■ Zadanie
Przepisz słowo w słowo cały poniższy tekst o George'u Clintonie.

GEORGE CLINTON
George Clinton w Porcys's Guide to Pop
Miejsce:
Północna Karolina, potem New Jersey, potem docelowo Floryda.
Lata aktywności:
1955-teraz.
Kluczowe postaci i ich wkład:
We Własnej Osobie plus istotni kolaboranci wymienieni dalej.
Dlaczego właśnie oni/on/ona?
George Clinton wykreował P-Funk i grał go z zespołami Parliament i Funkadelic (które można tak naprawdę uznać za dwie emanacje, dwa przejawy tego samego fenomenu). Przez kadrę przelewały się strumieniami dziesiątki instrumentalistów, ale to Clinton przewodził tej balandze. I to wystarcza, bo abstrahując od wpływu tego zajścia na następne pokolenia (o czym za chwilę), ono samo było tak zajebiste na własnych prawach, tak nierealne w swojej niewybaczalnej mieszance absurdu, eksperymentu i chytliwości, że... Że... Że... No właśnie. A miał też Funkadelic oblicze psychodeliczno-jamowe, rockowe, gitarowe, ze słynną płytą Maggot Brain na czele, ale dla mnie to już mniej interesujący epizod.

■ Lista wierszy
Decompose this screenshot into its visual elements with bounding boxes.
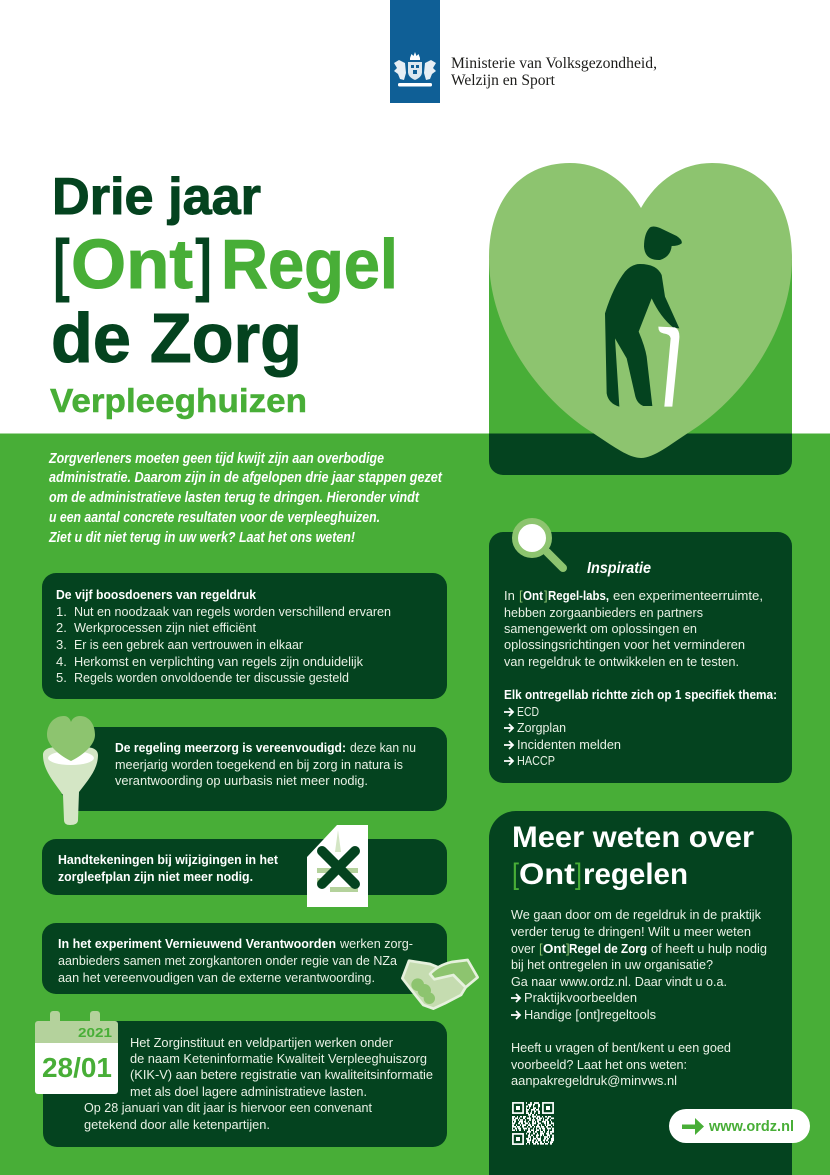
panel heading: Inspiratie bbox=[587, 560, 651, 577]
theme list: Incidenten melden bbox=[517, 737, 621, 752]
ministry name: Ministerie van Volksgezondheid, bbox=[451, 55, 657, 72]
panel text: de naam Keteninformatie Kwaliteit Verpleeghuiszorg bbox=[130, 1051, 427, 1066]
panel text: Ont bbox=[543, 941, 567, 956]
panel text: met als doel lagere administratieve lasten. bbox=[130, 1084, 367, 1099]
calendar year: 2021 bbox=[78, 1025, 112, 1040]
panel: inspiratie bbox=[489, 521, 792, 783]
theme heading: Elk ontregellab richtte zich op 1 specifiek thema: bbox=[504, 687, 777, 702]
panel text: meerjarig worden toegekend en bij zorg in natura is bbox=[115, 757, 403, 772]
numbered list: 3. bbox=[56, 637, 67, 652]
panel text: Op 28 januari van dit jaar is hiervoor een convenant bbox=[84, 1100, 372, 1115]
logo: Rijksoverheid bbox=[390, 0, 657, 103]
panel heading: De vijf boosdoeners van regeldruk bbox=[56, 587, 257, 602]
title: de Zorg bbox=[51, 299, 302, 377]
intro text: om de administratieve lasten terug te dringen. Hieronder vindt bbox=[49, 489, 420, 506]
theme list: HACCP bbox=[517, 753, 555, 768]
panel text: Heeft u vragen of bent/kent u een goed bbox=[511, 1040, 731, 1055]
icon: crossed-out document bbox=[307, 825, 368, 907]
title: ] bbox=[195, 225, 212, 303]
panel text bbox=[58, 852, 279, 884]
panel text: voorbeeld? Laat het ons weten: bbox=[511, 1057, 687, 1072]
title: Drie jaar bbox=[52, 168, 261, 226]
hero: heart with elderly person bbox=[489, 163, 792, 475]
panel text: [ bbox=[519, 588, 523, 603]
calendar date: 28/01 bbox=[42, 1052, 112, 1083]
panel heading: [ bbox=[512, 858, 520, 891]
panel: regeling meerzorg bbox=[43, 716, 447, 825]
panel text bbox=[58, 936, 413, 985]
intro text: Ziet u dit niet terug in uw werk? Laat het ons weten! bbox=[48, 529, 355, 546]
numbered list: 4. bbox=[56, 654, 67, 669]
panel heading: ] bbox=[575, 858, 582, 891]
title bbox=[50, 168, 398, 419]
link pill: www.ordz.nl bbox=[669, 1109, 810, 1143]
title: [ bbox=[53, 225, 70, 303]
intro text bbox=[48, 450, 443, 546]
numbered list: 1. bbox=[56, 604, 67, 619]
icon: heart bbox=[489, 163, 792, 458]
QR code bbox=[512, 1102, 554, 1145]
panel text: aanpakregeldruk@minvws.nl bbox=[511, 1073, 677, 1088]
panel text: De regeling meerzorg is vereenvoudigd: bbox=[115, 740, 346, 755]
panel text: Regel de Zorg bbox=[569, 941, 647, 956]
panel text: Het Zorginstituut en veldpartijen werken onder bbox=[130, 1035, 394, 1050]
panel: meer weten bbox=[489, 811, 792, 1175]
panel text: of heeft u hulp nodig bbox=[651, 941, 767, 956]
link text: www.ordz.nl bbox=[708, 1118, 794, 1135]
numbered list: 5. bbox=[56, 670, 67, 685]
panel text: zorgleefplan zijn niet meer nodig. bbox=[58, 869, 253, 884]
panel text: ] bbox=[566, 941, 570, 956]
intro text: Zorgverleners moeten geen tijd kwijt zijn aan overbodige bbox=[48, 450, 384, 467]
panel text: We gaan door om de regeldruk in de praktijk bbox=[511, 907, 761, 922]
panel text: Ga naar www.ordz.nl. Daar vindt u o.a. bbox=[511, 974, 727, 989]
panel: vernieuwend verantwoorden bbox=[42, 923, 478, 1009]
panel heading bbox=[512, 821, 754, 891]
panel text: verantwoording op uurbasis niet meer nodig. bbox=[115, 773, 368, 788]
panel text: van regeldruk te ontwikkelen en te testen. bbox=[504, 654, 739, 669]
icon: heart in funnel bbox=[43, 716, 98, 825]
panel heading: regelen bbox=[583, 858, 688, 891]
theme list: ECD bbox=[517, 704, 539, 719]
panel text: verder terug te dringen! Wilt u meer weten bbox=[511, 924, 751, 939]
ministry name: Welzijn en Sport bbox=[451, 72, 556, 89]
panel text: ] bbox=[544, 588, 548, 603]
panel text: bij het ontregelen in uw organisatie? bbox=[511, 957, 713, 972]
panel text: hebben zorgaanbieders en partners bbox=[504, 605, 703, 620]
icon: handshake bbox=[402, 960, 478, 1009]
panel: handtekeningen bbox=[42, 825, 447, 907]
panel text: getekend door alle ketenpartijen. bbox=[84, 1117, 270, 1132]
panel text: samengewerkt om oplossingen en bbox=[504, 621, 697, 636]
numbered list: Regels worden onvoldoende ter discussie gesteld bbox=[74, 670, 349, 685]
panel text: Handtekeningen bij wijzigingen in het bbox=[58, 852, 279, 867]
panel text bbox=[504, 588, 763, 669]
panel text: over bbox=[511, 941, 536, 956]
numbered list: Werkprocessen zijn niet efficiënt bbox=[74, 620, 256, 635]
panel heading: Ont bbox=[519, 858, 575, 891]
panel text: oplossingsrichtingen voor het verminderen bbox=[504, 637, 745, 652]
panel text: werken zorg- bbox=[339, 936, 413, 951]
numbered list: Herkomst en verplichting van regels zijn onduidelijk bbox=[74, 654, 363, 669]
panel text: Praktijkvoorbeelden bbox=[524, 990, 637, 1005]
panel text: Regel-labs, bbox=[548, 588, 609, 603]
panel text: aanbieders samen met zorgkantoren onder regie van de NZa bbox=[58, 953, 398, 968]
title: Verpleeghuizen bbox=[50, 382, 307, 419]
theme list: Zorgplan bbox=[517, 720, 566, 735]
numbered list: Er is een gebrek aan vertrouwen in elkaar bbox=[74, 637, 304, 652]
panel heading: Meer weten over bbox=[512, 821, 754, 854]
panel: keteninformatie kwaliteit bbox=[35, 1011, 447, 1147]
panel text: [ bbox=[539, 941, 543, 956]
icon: elderly person with cane bbox=[605, 226, 682, 407]
numbered list: 2. bbox=[56, 620, 67, 635]
panel text: In bbox=[504, 588, 515, 603]
icon: arrow bbox=[682, 1118, 704, 1135]
green background bbox=[0, 434, 830, 1175]
panel text: aan het vereenvoudigen van de externe verantwoording. bbox=[58, 970, 375, 985]
numbered list bbox=[56, 604, 391, 685]
panel text: In het experiment Vernieuwend Verantwoorden bbox=[58, 936, 336, 951]
panel text bbox=[511, 907, 767, 1088]
title: Ont bbox=[71, 225, 193, 303]
panel: de vijf boosdoeners bbox=[42, 573, 447, 699]
ministry name bbox=[451, 55, 657, 89]
panel text bbox=[84, 1035, 433, 1132]
icon: calendar bbox=[35, 1011, 118, 1094]
icon: magnifying glass bbox=[515, 521, 563, 568]
numbered list: Nut en noodzaak van regels worden verschillend ervaren bbox=[74, 604, 391, 619]
panel text bbox=[115, 740, 416, 788]
title: Regel bbox=[221, 225, 398, 303]
logo ribbon with crest bbox=[390, 0, 440, 103]
panel text: een experimenteerruimte, bbox=[613, 588, 763, 603]
intro text: administratie. Daarom zijn in de afgelopen drie jaar stappen gezet bbox=[49, 469, 443, 486]
panel text: Handige [ont]regeltools bbox=[524, 1007, 656, 1022]
panel text: (KIK-V) aan betere registratie van kwaliteitsinformatie bbox=[130, 1067, 433, 1082]
panel text: Ont bbox=[523, 588, 544, 603]
panel text: deze kan nu bbox=[350, 740, 416, 755]
intro text: u een aantal concrete resultaten voor de verpleeghuizen. bbox=[49, 509, 380, 526]
theme list bbox=[504, 704, 621, 768]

■ Odpowiedź
GEORGE CLINTON
George Clinton w Porcys's Guide to Pop
Miejsce:
Północna Karolina, potem New Jersey, potem docelowo Floryda.
Lata aktywności:
1955-teraz.
Kluczowe postaci i ich wkład:
We Własnej Osobie plus istotni kolaboranci wymienieni dalej.
Dlaczego właśnie oni/on/ona?
George Clinton wykreował P-Funk i grał go z zespołami Parliament i Funkadelic (które można tak naprawdę uznać za dwie emanacje, dwa przejawy tego samego fenomenu). Przez kadrę przelewały się strumieniami dziesiątki instrumentalistów, ale to Clinton przewodził tej balandze. I to wystarcza, bo abstrahując od wpływu tego zajścia na następne pokolenia (o czym za chwilę), ono samo było tak zajebiste na własnych prawach, tak nierealne w swojej niewybaczalnej mieszance absurdu, eksperymentu i chytliwości, że... Że... Że... No właśnie. A miał też Funkadelic oblicze psychodeliczno-jamowe, rockowe, gitarowe, ze słynną płytą Maggot Brain na czele, ale dla mnie to już mniej interesujący epizod.